### Exercise details
Please transcribe the records below word for word, leaving out the pictures.

### Source records
● ● ● ● ●

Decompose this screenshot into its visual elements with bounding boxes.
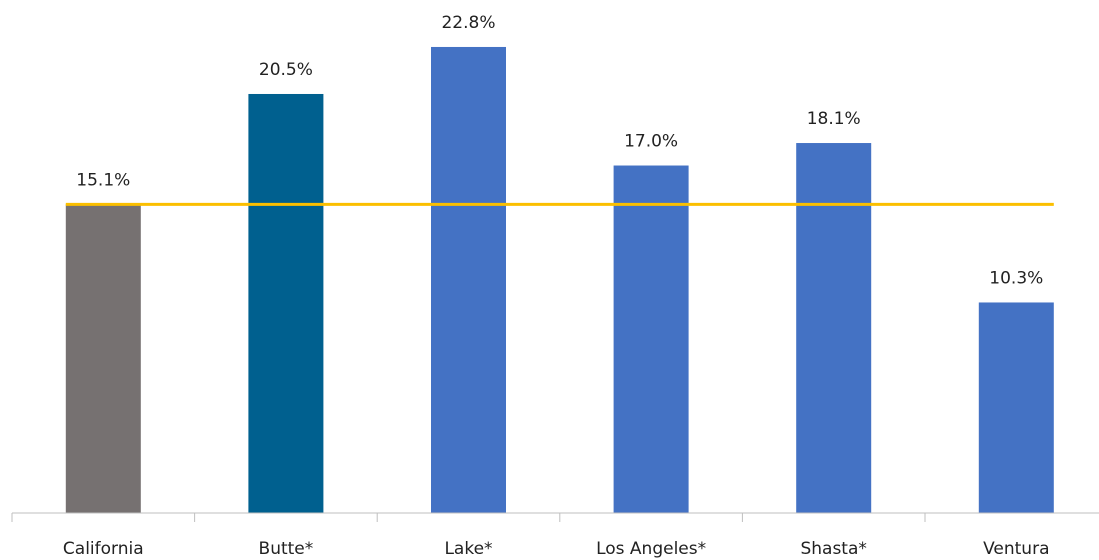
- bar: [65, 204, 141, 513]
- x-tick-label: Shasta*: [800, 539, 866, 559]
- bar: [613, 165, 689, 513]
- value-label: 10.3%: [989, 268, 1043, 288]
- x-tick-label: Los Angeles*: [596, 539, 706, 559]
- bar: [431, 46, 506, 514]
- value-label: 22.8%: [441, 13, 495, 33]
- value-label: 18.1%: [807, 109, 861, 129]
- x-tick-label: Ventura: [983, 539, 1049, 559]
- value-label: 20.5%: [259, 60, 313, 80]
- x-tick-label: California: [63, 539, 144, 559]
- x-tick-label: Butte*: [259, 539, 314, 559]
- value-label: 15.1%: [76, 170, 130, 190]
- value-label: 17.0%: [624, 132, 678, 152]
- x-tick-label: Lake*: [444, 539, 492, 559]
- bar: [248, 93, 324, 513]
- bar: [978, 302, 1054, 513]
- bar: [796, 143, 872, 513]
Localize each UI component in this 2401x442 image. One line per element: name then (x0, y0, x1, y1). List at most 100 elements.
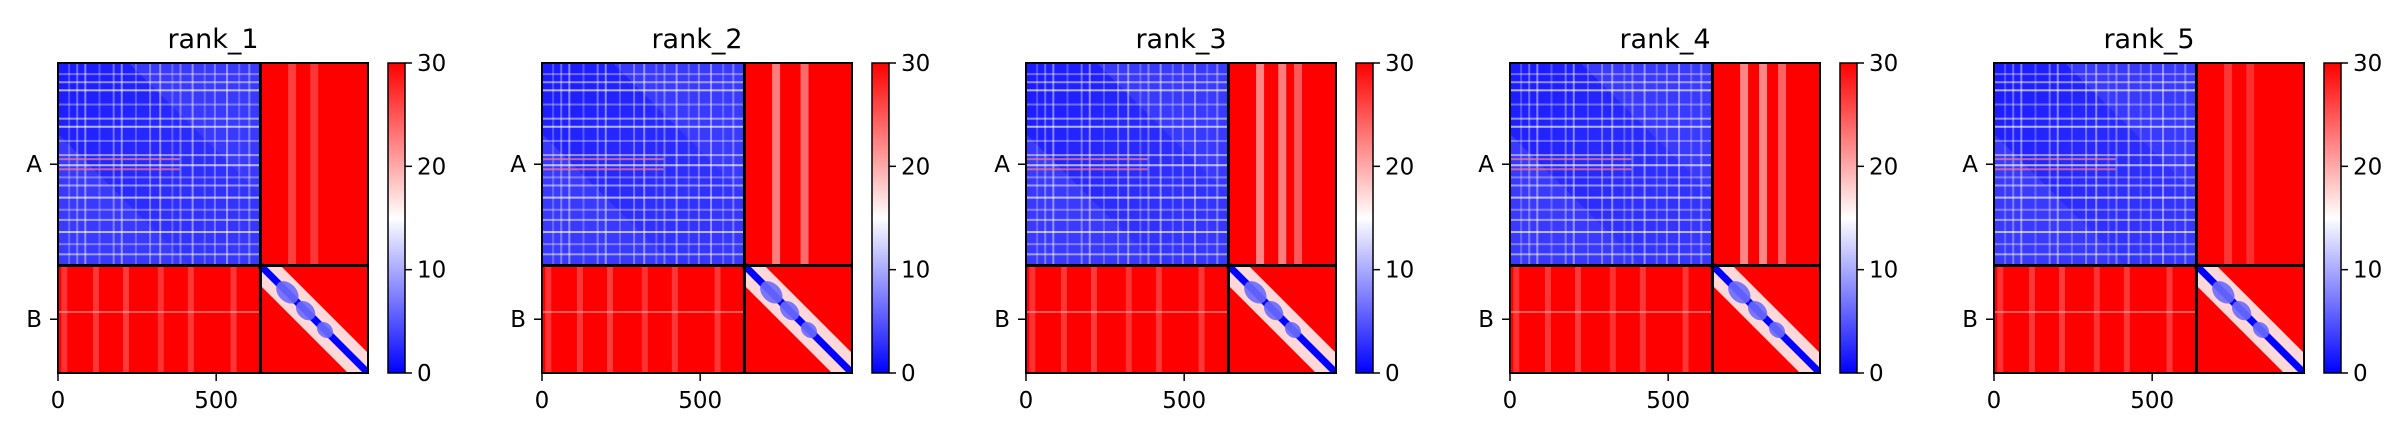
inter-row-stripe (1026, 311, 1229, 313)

● ● ● ● ●

### Correct result
Decompose this screenshot into its visual elements with bounding boxes.
- bar: [65, 204, 141, 513]
- x-tick-label: Shasta*: [800, 539, 866, 559]
- bar: [613, 165, 689, 513]
- value-label: 10.3%: [989, 268, 1043, 288]
- x-tick-label: Los Angeles*: [596, 539, 706, 559]
- bar: [431, 46, 506, 514]
- value-label: 22.8%: [441, 13, 495, 33]
- value-label: 18.1%: [807, 109, 861, 129]
- x-tick-label: Ventura: [983, 539, 1049, 559]
- value-label: 20.5%: [259, 60, 313, 80]
- x-tick-label: California: [63, 539, 144, 559]
- x-tick-label: Butte*: [259, 539, 314, 559]
- value-label: 15.1%: [76, 170, 130, 190]
- value-label: 17.0%: [624, 132, 678, 152]
- x-tick-label: Lake*: [444, 539, 492, 559]
- bar: [248, 93, 324, 513]
- bar: [978, 302, 1054, 513]
- bar: [796, 143, 872, 513]
Localize each UI component in this 2401x442 image. One line per element: name then (x0, y0, x1, y1). List at most 100 elements.
inter-row-stripe (1026, 311, 1229, 313)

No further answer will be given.